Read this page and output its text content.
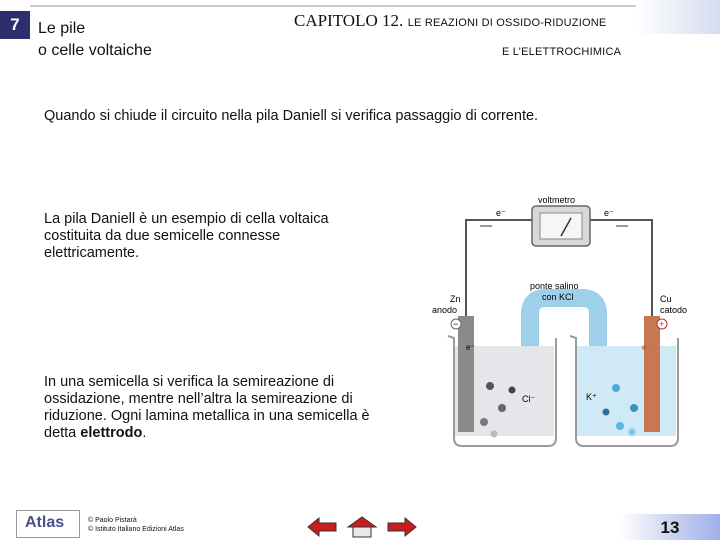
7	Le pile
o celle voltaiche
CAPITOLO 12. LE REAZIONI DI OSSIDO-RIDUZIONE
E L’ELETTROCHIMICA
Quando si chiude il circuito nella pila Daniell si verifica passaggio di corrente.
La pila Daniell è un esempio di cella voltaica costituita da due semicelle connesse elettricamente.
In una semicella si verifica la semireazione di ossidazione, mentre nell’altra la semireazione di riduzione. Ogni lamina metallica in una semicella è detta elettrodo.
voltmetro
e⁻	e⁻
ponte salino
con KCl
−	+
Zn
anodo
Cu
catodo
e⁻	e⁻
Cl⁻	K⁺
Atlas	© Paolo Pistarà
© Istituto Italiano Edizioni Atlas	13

--- Given task ---
All of the entries above should be copied exactly, except for the pictures.

--- Solution to this exercise ---
Read this page and output its text content.
7	Le pile
o celle voltaiche
CAPITOLO 12. LE REAZIONI DI OSSIDO-RIDUZIONE
E L’ELETTROCHIMICA
Quando si chiude il circuito nella pila Daniell si verifica passaggio di corrente.
La pila Daniell è un esempio di cella voltaica costituita da due semicelle connesse elettricamente.
In una semicella si verifica la semireazione di ossidazione, mentre nell’altra la semireazione di riduzione. Ogni lamina metallica in una semicella è detta elettrodo.
voltmetro
e⁻	e⁻
ponte salino
con KCl
−	+
Zn
anodo
Cu
catodo
e⁻	e⁻
Cl⁻	K⁺
Atlas	© Paolo Pistarà
© Istituto Italiano Edizioni Atlas	13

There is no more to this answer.